### [Document extract]
↓
+ Linux memory policy supports the following optional mode flags:
+
+ MPOL_F_STATIC_NODES: This flag specifies that the nodemask passed by
+ the user should not be remapped if the task or VMA's set of allowed
+ nodes changes after the memory policy has been defined.
+
+ Without this flag, anytime a mempolicy is rebound because of a
+ change in the set of allowed nodes, the node (Preferred) or
+ nodemask (Bind, Interleave) is remapped to the new set of
+ allowed nodes. This may result in nodes being used that were
+ previously undesired.
+
+ With this flag, if the user-specified nodes overlap with the
+ nodes allowed by the task's cpuset, then the memory policy is
+ applied to their intersection. If the two sets of nodes do not
+ overlap, the Default policy is used.
+
+ For example, consider a task that is attached to a cpuset with
+ mems 1-3 that sets an Interleave policy over the same set. If
+ the cpuset's mems change to 3-5, the Interleave will now occur
+ over nodes 3, 4, and 5. With this flag, however, since only node
+ 3 is allowed from the user's nodemask, the "interleave" only
+ occurs over that node. If no nodes from the user's nodemask are
+ now allowed, the Default behavior is used.
+
+ MPOL_F_STATIC_NODES cannot be combined with the
+ MPOL_F_RELATIVE_NODES flag. It also cannot be used for
+ MPOL_PREFERRED policies that were created with an empty nodemask
+ (local allocation).
+
+ MPOL_F_RELATIVE_NODES: This flag specifies that the nodemask passed
+ by the user will be mapped relative to the set of the task or VMA's
+ set of allowed nodes. The kernel stores the user-passed nodemask,
+ and if the allowed nodes changes, then that original nodemask will
+ be remapped relative to the new set of allowed nodes.
+
+ Without this flag (and without MPOL_F_STATIC_NODES), anytime a
+ mempolicy is rebound because of a change in the set of allowed
+ nodes, the node (Preferred) or nodemask (Bind, Interleave) is
+ remapped to the new set of allowed nodes. That remap may not
+ preserve the relative nature of the user's passed nodemask to its
+ set of allowed nodes upon successive rebinds: a nodemask of
+ 1,3,5 may be remapped to 7-9 and then to 1-3 if the set of
+ allowed nodes is restored to its original state.
↑
### [Material shown]
↓
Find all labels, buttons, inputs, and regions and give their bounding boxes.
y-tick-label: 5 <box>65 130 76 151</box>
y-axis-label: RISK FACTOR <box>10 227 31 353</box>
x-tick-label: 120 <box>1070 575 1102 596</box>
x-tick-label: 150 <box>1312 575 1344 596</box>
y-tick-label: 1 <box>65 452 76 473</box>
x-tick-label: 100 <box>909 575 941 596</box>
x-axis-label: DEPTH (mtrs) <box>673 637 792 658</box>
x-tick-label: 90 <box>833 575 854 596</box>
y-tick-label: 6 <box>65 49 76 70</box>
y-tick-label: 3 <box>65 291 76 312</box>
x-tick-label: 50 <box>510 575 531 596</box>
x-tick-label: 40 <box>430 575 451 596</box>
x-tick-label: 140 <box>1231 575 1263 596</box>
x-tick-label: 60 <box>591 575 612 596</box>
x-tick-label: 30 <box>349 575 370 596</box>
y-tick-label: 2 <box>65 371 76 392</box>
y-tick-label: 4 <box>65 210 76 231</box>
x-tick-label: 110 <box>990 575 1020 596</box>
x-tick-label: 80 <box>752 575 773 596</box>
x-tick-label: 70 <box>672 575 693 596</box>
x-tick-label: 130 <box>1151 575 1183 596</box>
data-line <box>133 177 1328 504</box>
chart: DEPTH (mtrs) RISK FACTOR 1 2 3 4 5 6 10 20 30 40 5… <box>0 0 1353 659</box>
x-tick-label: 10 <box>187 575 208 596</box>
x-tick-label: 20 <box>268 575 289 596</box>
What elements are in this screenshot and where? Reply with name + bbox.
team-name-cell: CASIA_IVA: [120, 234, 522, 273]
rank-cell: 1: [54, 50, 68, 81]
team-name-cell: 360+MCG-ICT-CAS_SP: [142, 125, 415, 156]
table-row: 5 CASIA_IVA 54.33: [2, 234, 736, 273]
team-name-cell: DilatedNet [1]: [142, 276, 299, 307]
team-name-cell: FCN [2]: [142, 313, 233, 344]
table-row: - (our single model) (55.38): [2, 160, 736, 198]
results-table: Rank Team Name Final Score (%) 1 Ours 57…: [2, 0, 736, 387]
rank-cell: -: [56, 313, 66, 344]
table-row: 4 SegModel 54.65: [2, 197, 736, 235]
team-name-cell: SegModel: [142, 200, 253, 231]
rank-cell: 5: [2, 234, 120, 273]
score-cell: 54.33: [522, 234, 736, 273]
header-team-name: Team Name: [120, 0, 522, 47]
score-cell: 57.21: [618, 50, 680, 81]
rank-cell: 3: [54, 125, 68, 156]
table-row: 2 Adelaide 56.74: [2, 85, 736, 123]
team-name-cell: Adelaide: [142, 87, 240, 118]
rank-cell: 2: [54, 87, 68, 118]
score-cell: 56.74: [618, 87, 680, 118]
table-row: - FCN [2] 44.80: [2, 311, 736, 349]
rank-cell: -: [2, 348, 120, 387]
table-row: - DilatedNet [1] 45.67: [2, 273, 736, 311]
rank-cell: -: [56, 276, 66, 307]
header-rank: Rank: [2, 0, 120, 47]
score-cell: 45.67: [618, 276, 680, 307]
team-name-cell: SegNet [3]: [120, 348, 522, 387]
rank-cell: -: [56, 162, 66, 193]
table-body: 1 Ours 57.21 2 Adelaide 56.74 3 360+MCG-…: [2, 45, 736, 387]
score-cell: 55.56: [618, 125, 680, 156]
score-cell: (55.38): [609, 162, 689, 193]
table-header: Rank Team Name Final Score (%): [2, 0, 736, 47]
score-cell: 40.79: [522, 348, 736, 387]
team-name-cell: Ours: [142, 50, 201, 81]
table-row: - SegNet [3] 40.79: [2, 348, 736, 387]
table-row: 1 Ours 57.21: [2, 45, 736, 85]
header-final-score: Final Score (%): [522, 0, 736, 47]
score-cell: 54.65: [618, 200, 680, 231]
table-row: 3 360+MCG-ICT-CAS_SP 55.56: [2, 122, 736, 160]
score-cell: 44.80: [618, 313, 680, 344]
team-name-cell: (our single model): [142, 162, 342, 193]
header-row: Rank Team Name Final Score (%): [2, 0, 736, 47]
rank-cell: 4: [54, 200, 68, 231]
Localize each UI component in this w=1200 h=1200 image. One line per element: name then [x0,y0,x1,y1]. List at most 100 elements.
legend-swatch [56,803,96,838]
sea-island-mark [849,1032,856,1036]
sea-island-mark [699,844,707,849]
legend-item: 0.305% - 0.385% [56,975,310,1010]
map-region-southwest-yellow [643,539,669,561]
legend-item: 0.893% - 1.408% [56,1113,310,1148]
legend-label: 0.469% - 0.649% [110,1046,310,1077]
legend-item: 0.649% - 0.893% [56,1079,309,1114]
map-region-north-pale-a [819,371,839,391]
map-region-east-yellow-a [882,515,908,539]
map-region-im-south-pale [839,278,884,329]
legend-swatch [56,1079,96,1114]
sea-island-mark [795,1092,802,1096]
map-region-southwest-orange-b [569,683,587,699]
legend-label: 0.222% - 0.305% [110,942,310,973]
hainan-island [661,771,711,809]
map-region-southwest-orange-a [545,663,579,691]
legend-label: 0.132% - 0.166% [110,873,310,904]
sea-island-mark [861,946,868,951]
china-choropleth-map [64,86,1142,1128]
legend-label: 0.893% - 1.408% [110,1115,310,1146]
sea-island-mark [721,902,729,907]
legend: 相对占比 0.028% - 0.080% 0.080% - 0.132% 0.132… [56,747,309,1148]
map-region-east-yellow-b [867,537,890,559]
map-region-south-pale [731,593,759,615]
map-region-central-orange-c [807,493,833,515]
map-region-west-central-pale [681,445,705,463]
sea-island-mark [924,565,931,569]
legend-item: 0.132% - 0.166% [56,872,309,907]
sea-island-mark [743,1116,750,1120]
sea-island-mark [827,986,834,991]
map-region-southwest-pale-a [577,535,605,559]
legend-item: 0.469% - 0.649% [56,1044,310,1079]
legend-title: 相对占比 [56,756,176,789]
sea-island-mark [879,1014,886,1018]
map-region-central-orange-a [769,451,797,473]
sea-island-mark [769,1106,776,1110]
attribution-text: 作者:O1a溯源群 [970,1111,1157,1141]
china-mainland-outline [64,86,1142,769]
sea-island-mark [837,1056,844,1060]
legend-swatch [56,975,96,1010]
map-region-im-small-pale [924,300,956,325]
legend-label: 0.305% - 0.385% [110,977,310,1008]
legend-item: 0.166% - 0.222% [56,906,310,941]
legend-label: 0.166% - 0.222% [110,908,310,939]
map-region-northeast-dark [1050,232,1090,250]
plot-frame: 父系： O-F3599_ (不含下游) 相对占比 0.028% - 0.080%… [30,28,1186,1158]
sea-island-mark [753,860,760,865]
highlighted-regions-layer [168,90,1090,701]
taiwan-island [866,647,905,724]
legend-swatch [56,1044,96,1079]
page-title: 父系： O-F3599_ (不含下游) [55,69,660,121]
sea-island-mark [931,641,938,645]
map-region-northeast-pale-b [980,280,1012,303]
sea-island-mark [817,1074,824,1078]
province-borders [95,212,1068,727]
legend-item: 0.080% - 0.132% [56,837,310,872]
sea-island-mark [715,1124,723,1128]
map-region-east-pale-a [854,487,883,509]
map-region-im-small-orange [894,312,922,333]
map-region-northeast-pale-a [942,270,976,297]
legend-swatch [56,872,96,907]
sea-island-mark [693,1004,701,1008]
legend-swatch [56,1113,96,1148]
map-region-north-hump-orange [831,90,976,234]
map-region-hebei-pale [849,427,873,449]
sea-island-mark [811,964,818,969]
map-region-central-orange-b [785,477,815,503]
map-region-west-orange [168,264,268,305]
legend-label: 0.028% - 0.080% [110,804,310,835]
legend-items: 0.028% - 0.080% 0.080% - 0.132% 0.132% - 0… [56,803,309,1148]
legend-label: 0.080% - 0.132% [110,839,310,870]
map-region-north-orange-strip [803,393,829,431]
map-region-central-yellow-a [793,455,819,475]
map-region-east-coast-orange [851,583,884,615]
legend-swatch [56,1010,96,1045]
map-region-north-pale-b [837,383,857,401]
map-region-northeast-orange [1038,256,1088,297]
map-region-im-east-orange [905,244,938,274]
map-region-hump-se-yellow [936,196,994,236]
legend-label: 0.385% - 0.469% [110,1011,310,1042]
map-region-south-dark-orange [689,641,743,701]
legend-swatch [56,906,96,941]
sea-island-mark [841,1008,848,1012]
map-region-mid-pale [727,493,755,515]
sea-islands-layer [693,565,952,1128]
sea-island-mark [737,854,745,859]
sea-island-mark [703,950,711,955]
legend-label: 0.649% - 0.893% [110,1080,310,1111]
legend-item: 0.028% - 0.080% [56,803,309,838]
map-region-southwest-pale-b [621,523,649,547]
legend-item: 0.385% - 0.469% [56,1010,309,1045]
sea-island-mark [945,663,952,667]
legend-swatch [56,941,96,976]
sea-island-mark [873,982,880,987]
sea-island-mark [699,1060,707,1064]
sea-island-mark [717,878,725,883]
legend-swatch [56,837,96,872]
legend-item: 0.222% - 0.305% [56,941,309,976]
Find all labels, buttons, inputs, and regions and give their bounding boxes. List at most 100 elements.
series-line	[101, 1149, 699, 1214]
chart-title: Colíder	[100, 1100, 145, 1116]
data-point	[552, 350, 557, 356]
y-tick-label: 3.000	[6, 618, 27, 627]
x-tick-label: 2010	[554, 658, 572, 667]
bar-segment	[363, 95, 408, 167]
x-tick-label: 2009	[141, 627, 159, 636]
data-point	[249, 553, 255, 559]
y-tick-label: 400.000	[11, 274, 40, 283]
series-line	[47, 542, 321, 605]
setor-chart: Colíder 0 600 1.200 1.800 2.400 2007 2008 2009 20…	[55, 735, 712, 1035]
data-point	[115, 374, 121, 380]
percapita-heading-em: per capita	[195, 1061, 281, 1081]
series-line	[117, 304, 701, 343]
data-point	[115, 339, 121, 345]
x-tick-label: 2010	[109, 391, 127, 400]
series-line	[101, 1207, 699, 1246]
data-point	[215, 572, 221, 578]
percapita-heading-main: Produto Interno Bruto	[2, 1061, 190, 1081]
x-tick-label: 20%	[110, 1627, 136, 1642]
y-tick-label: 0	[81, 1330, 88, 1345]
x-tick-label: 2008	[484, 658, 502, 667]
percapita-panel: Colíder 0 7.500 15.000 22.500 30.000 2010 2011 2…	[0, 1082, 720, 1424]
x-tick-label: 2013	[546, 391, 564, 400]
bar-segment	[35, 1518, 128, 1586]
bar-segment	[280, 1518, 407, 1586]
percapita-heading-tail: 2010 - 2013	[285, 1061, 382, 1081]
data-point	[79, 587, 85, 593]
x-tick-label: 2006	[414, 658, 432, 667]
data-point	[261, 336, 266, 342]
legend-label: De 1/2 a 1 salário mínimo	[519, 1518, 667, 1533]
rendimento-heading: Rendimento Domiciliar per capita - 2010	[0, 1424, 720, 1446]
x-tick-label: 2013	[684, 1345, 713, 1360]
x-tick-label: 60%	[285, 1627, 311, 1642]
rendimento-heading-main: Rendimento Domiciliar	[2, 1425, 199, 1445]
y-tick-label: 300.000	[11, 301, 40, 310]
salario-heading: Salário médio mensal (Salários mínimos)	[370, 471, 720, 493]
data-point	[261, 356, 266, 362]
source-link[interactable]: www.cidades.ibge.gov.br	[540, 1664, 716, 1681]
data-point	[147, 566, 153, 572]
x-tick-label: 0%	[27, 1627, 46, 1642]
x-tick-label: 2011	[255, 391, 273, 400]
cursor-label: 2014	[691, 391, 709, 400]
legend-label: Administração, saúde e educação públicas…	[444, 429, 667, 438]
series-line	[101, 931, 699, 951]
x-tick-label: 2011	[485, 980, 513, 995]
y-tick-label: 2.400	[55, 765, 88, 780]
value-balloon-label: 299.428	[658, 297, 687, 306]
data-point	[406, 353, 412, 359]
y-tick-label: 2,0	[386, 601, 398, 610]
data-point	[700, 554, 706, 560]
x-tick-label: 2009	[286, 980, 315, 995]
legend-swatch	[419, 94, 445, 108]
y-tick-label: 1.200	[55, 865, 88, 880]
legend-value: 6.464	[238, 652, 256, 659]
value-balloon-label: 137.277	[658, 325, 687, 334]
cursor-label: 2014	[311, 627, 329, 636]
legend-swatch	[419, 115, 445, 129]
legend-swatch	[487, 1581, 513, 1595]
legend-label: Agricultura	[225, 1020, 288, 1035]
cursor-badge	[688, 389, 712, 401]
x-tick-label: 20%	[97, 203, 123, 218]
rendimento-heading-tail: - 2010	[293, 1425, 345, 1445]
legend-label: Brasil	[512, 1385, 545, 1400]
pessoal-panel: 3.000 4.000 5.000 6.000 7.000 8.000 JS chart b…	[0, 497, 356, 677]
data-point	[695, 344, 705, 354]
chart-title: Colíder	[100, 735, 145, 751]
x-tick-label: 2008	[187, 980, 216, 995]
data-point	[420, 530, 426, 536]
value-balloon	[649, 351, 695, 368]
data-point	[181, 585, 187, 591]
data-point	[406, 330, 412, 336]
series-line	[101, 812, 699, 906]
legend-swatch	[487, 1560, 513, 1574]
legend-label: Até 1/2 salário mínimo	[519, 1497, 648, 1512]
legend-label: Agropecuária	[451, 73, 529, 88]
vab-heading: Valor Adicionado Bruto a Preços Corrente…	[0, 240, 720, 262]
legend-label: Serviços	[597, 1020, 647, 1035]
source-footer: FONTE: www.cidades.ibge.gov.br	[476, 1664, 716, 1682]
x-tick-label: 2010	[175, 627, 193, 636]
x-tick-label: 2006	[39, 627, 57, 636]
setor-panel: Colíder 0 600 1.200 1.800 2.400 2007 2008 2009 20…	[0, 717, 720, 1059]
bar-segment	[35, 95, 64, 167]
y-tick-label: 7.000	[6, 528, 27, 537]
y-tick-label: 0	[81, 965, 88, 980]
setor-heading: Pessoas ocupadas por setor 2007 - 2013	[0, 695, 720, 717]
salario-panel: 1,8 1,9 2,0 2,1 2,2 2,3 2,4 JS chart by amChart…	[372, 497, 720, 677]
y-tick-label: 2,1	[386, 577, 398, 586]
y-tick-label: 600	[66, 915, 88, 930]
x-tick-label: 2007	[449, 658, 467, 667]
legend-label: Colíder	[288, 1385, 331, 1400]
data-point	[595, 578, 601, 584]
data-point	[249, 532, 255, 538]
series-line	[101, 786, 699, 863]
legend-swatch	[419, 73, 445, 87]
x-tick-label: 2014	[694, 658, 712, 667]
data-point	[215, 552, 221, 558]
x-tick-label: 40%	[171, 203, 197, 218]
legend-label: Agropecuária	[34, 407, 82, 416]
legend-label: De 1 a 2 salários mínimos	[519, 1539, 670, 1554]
↑
### [Set exercise]
Write the next part of the Linux memory policy flags text, starting right after its final sentence. The records were taken from a different source.

### [Answer below]
+
+ With this flag, the remap is done so that the node numbers from
+ the user's passed nodemask are relative to the set of allowed
+ nodes. In other words, if nodes 0, 2, and 4 are set in the user's
+ nodemask, the policy will be effected over the first (and in the
+ Bind or Interleave case, the third and fifth) nodes in the set of
+ allowed nodes. The nodemask passed by the user represents nodes
+ relative to task or VMA's set of allowed nodes.
+
+ If the user's nodemask includes nodes that are outside the range
+ of the new set of allowed nodes (for example, node 5 is set in
+ the user's nodemask when the set of allowed nodes is only 0-3),
+ then the remap wraps around to the beginning of the nodemask and,
+ if not already set, sets the node in the mempolicy nodemask.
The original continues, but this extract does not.